**SHORT PROBLEM**
Retype, without changes, every line from the line that contains "Extract all readable text from this page." through the final line of the records. Exclude pictures.

= = = = =

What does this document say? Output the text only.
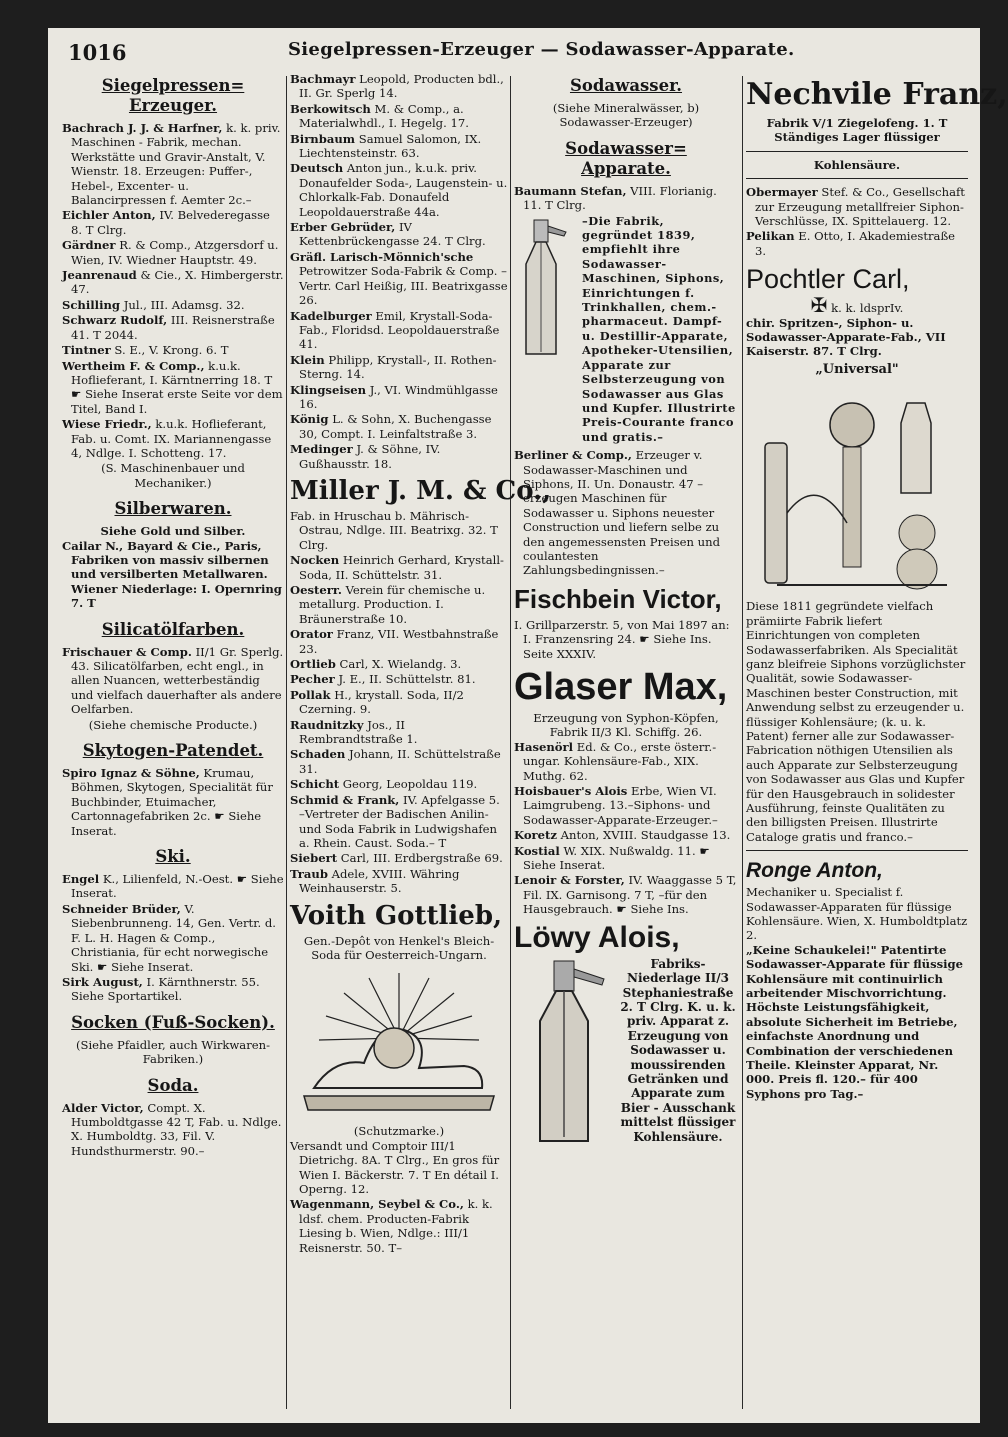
1016	Siegelpressen-Erzeuger — Sodawasser-Apparate.
Siegelpressen=
Erzeuger.
Bachrach J. J. & Harfner, k. k. priv. Maschinen - Fabrik, mechan. Werkstätte und Gravir-Anstalt, V. Wienstr. 18. Erzeugen: Puffer-, Hebel-, Excenter- u. Balancirpressen f. Aemter 2c.–
Eichler Anton, IV. Belvederegasse 8. T Clrg.
Gärdner R. & Comp., Atzgersdorf u. Wien, IV. Wiedner Hauptstr. 49.
Jeanrenaud & Cie., X. Himbergerstr. 47.
Schilling Jul., III. Adamsg. 32.
Schwarz Rudolf, III. Reisnerstraße 41. T 2044.
Tintner S. E., V. Krong. 6. T
Wertheim F. & Comp., k.u.k. Hoflieferant, I. Kärntnerring 18. T ☛ Siehe Inserat erste Seite vor dem Titel, Band I.
Wiese Friedr., k.u.k. Hoflieferant, Fab. u. Comt. IX. Mariannengasse 4, Ndlge. I. Schotteng. 17.
(S. Maschinenbauer und Mechaniker.)
Silberwaren.
Siehe Gold und Silber.
Cailar N., Bayard & Cie., Paris, Fabriken von massiv silbernen und versilberten Metallwaren. Wiener Niederlage: I. Opernring 7. T
Silicatölfarben.
Frischauer & Comp. II/1 Gr. Sperlg. 43. Silicatölfarben, echt engl., in allen Nuancen, wetterbeständig und vielfach dauerhafter als andere Oelfarben.
(Siehe chemische Producte.)
Skytogen-Patendet.
Spiro Ignaz & Söhne, Krumau, Böhmen, Skytogen, Specialität für Buchbinder, Etuimacher, Cartonnagefabriken 2c. ☛ Siehe Inserat.
Ski.
Engel K., Lilienfeld, N.-Oest. ☛ Siehe Inserat.
Schneider Brüder, V. Siebenbrunneng. 14, Gen. Vertr. d. F. L. H. Hagen & Comp., Christiania, für echt norwegische Ski. ☛ Siehe Inserat.
Sirk August, I. Kärnthnerstr. 55. Siehe Sportartikel.
Socken (Fuß-Socken).
(Siehe Pfaidler, auch Wirkwaren-Fabriken.)
Soda.
Alder Victor, Compt. X. Humboldtgasse 42 T, Fab. u. Ndlge. X. Humboldtg. 33, Fil. V. Hundsthurmerstr. 90.–
Bachmayr Leopold, Producten bdl., II. Gr. Sperlg 14.
Berkowitsch M. & Comp., a. Materialwhdl., I. Hegelg. 17.
Birnbaum Samuel Salomon, IX. Liechtensteinstr. 63.
Deutsch Anton jun., k.u.k. priv. Donaufelder Soda-, Laugenstein- u. Chlorkalk-Fab. Donaufeld Leopoldauerstraße 44a.
Erber Gebrüder, IV Kettenbrückengasse 24. T Clrg.
Gräfl. Larisch-Mönnich'sche Petrowitzer Soda-Fabrik & Comp. –Vertr. Carl Heißig, III. Beatrixgasse 26.
Kadelburger Emil, Krystall-Soda-Fab., Floridsd. Leopoldauerstraße 41.
Klein Philipp, Krystall-, II. Rothen-Sterng. 14.
Klingseisen J., VI. Windmühlgasse 16.
König L. & Sohn, X. Buchengasse 30, Compt. I. Leinfaltstraße 3.
Medinger J. & Söhne, IV. Gußhausstr. 18.
Miller J. M. & Co.,
Fab. in Hruschau b. Mährisch-Ostrau, Ndlge. III. Beatrixg. 32. T Clrg.
Nocken Heinrich Gerhard, Krystall-Soda, II. Schüttelstr. 31.
Oesterr. Verein für chemische u. metallurg. Production. I. Bräunerstraße 10.
Orator Franz, VII. Westbahnstraße 23.
Ortlieb Carl, X. Wielandg. 3.
Pecher J. E., II. Schüttelstr. 81.
Pollak H., krystall. Soda, II/2 Czerning. 9.
Raudnitzky Jos., II Rembrandtstraße 1.
Schaden Johann, II. Schüttelstraße 31.
Schicht Georg, Leopoldau 119.
Schmid & Frank, IV. Apfelgasse 5. –Vertreter der Badischen Anilin- und Soda Fabrik in Ludwigshafen a. Rhein. Caust. Soda.– T
Siebert Carl, III. Erdbergstraße 69.
Traub Adele, XVIII. Währing Weinhauserstr. 5.
Voith Gottlieb,
Gen.-Depôt von Henkel's Bleich-Soda für Oesterreich-Ungarn.
(Schutzmarke.)
Versandt und Comptoir III/1 Dietrichg. 8A. T Clrg., En gros für Wien I. Bäckerstr. 7. T En détail I. Operng. 12.
Wagenmann, Seybel & Co., k. k. ldsf. chem. Producten-Fabrik Liesing b. Wien, Ndlge.: III/1 Reisnerstr. 50. T–
Sodawasser.
(Siehe Mineralwässer, b) Sodawasser-Erzeuger)
Sodawasser=
Apparate.
Baumann Stefan, VIII. Florianig. 11. T Clrg.
–Die Fabrik, gegründet 1839, empfiehlt ihre Sodawasser-Maschinen, Siphons, Einrichtungen f. Trinkhallen, chem.-pharmaceut. Dampf- u. Destillir-Apparate, Apotheker-Utensilien, Apparate zur Selbsterzeugung von Sodawasser aus Glas und Kupfer. Illustrirte Preis-Courante franco und gratis.–
Berliner & Comp., Erzeuger v. Sodawasser-Maschinen und Siphons, II. Un. Donaustr. 47 –erzeugen Maschinen für Sodawasser u. Siphons neuester Construction und liefern selbe zu den angemessensten Preisen und coulantesten Zahlungsbedingnissen.–
Fischbein Victor,
I. Grillparzerstr. 5, von Mai 1897 an: I. Franzensring 24. ☛ Siehe Ins. Seite XXXIV.
Glaser Max,
Erzeugung von Syphon-Köpfen, Fabrik II/3 Kl. Schiffg. 26.
Hasenörl Ed. & Co., erste österr.-ungar. Kohlensäure-Fab., XIX. Muthg. 62.
Hoisbauer's Alois Erbe, Wien VI. Laimgrubeng. 13.–Siphons- und Sodawasser-Apparate-Erzeuger.–
Koretz Anton, XVIII. Staudgasse 13.
Kostial W. XIX. Nußwaldg. 11. ☛ Siehe Inserat.
Lenoir & Forster, IV. Waaggasse 5 T, Fil. IX. Garnisong. 7 T, –für den Hausgebrauch. ☛ Siehe Ins.
Löwy Alois,
Fabriks-Niederlage II/3 Stephaniestraße 2. T Clrg. K. u. k. priv. Apparat z. Erzeugung von Sodawasser u. moussirenden Getränken und Apparate zum Bier - Ausschank mittelst flüssiger Kohlensäure.
Nechvile Franz,
Fabrik V/1 Ziegelofeng. 1. T Ständiges Lager flüssiger
Kohlensäure.
Obermayer Stef. & Co., Gesellschaft zur Erzeugung metallfreier Siphon-Verschlüsse, IX. Spittelauerg. 12.
Pelikan E. Otto, I. Akademiestraße 3.
Pochtler Carl,
✠ k. k. ldsprIv.
chir. Spritzen-, Siphon- u. Sodawasser-Apparate-Fab., VII Kaiserstr. 87. T Clrg.
„Universal"
Diese 1811 gegründete vielfach prämiirte Fabrik liefert Einrichtungen von completen Sodawasserfabriken. Als Specialität ganz bleifreie Siphons vorzüglichster Qualität, sowie Sodawasser-Maschinen bester Construction, mit Anwendung selbst zu erzeugender u. flüssiger Kohlensäure; (k. u. k. Patent) ferner alle zur Sodawasser-Fabrication nöthigen Utensilien als auch Apparate zur Selbsterzeugung von Sodawasser aus Glas und Kupfer für den Hausgebrauch in solidester Ausführung, feinste Qualitäten zu den billigsten Preisen. Illustrirte Cataloge gratis und franco.–
Ronge Anton,
Mechaniker u. Specialist f. Sodawasser-Apparaten für flüssige Kohlensäure. Wien, X. Humboldtplatz 2.
„Keine Schaukelei!" Patentirte Sodawasser-Apparate für flüssige Kohlensäure mit continuirlich arbeitender Mischvorrichtung. Höchste Leistungsfähigkeit, absolute Sicherheit im Betriebe, einfachste Anordnung und Combination der verschiedenen Theile. Kleinster Apparat, Nr. 000. Preis fl. 120.– für 400 Syphons pro Tag.–
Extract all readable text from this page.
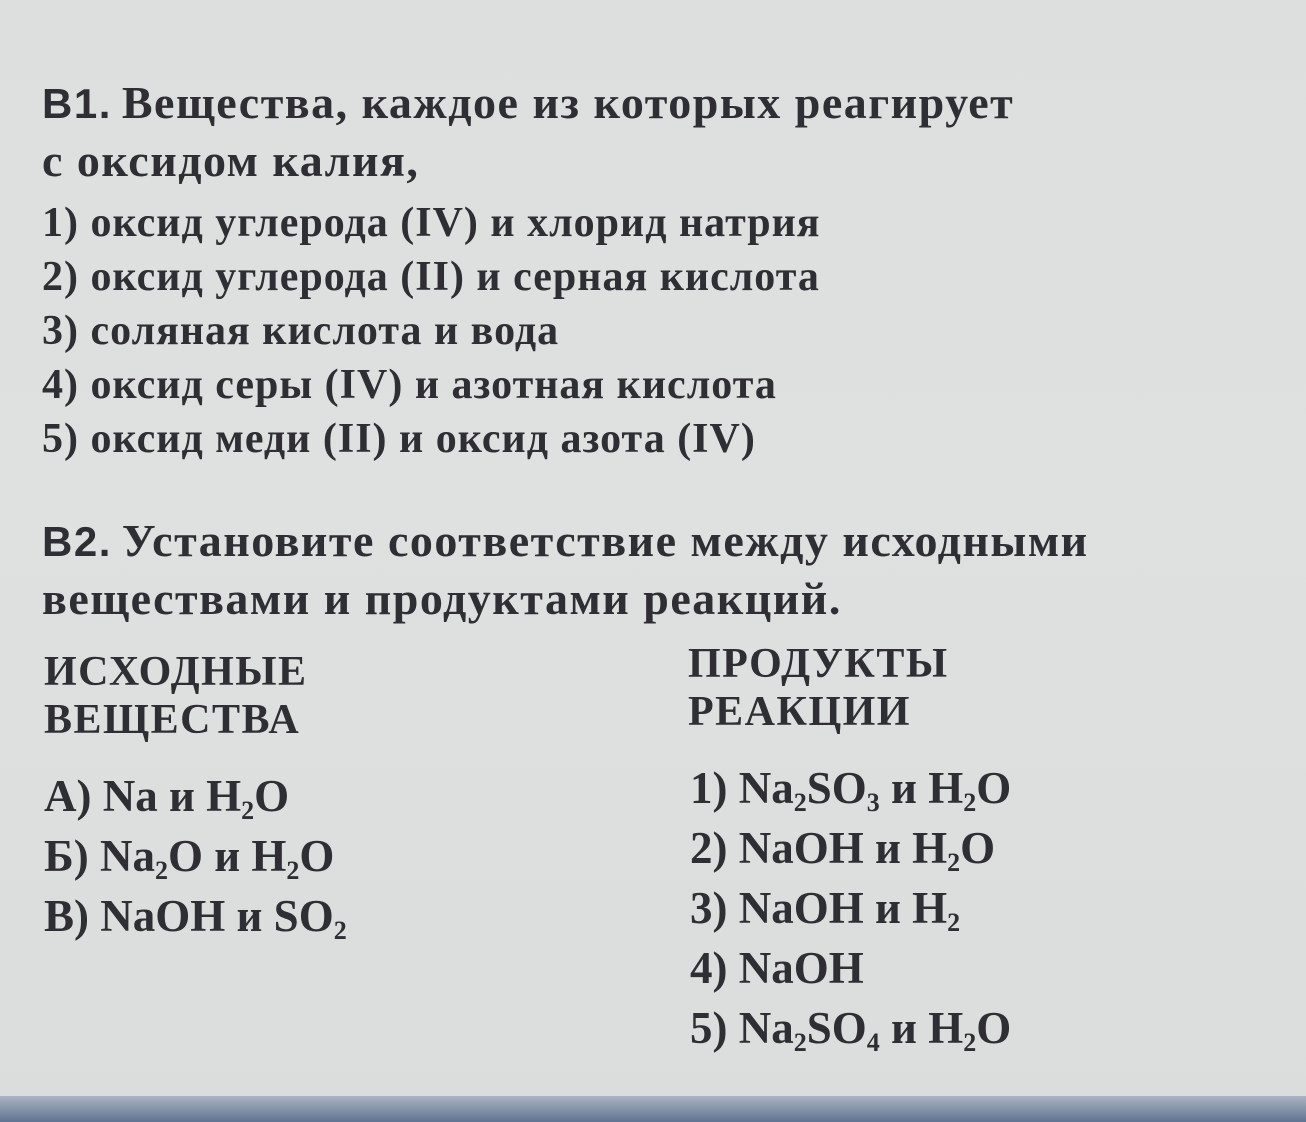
В1. Вещества, каждое из которых реагирует
с оксидом калия,
1) оксид углерода (IV) и хлорид натрия
2) оксид углерода (II) и серная кислота
3) соляная кислота и вода
4) оксид серы (IV) и азотная кислота
5) оксид меди (II) и оксид азота (IV)
В2. Установите соответствие между исходными
веществами и продуктами реакций.
ИСХОДНЫЕ
ВЕЩЕСТВА
ПРОДУКТЫ
РЕАКЦИИ
А) Na и $H_2O$
Б) $Na_2O$ и $H_2O$
В) NaOH и $SO_2$
1) $Na_2SO_3$ и $H_2O$
2) NaOH и $H_2O$
3) NaOH и $H_2$
4) NaOH
5) $Na_2SO_4$ и $H_2O$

= = = = =

**SOLUTION TO THIS EXERCISE**
Extract all readable text from this page.
В1. Вещества, каждое из которых реагирует
с оксидом калия,
1) оксид углерода (IV) и хлорид натрия
2) оксид углерода (II) и серная кислота
3) соляная кислота и вода
4) оксид серы (IV) и азотная кислота
5) оксид меди (II) и оксид азота (IV)
В2. Установите соответствие между исходными
веществами и продуктами реакций.
ИСХОДНЫЕ
ВЕЩЕСТВА
ПРОДУКТЫ
РЕАКЦИИ
А) Na и $H_2O$
Б) $Na_2O$ и $H_2O$
В) NaOH и $SO_2$
1) $Na_2SO_3$ и $H_2O$
2) NaOH и $H_2O$
3) NaOH и $H_2$
4) NaOH
5) $Na_2SO_4$ и $H_2O$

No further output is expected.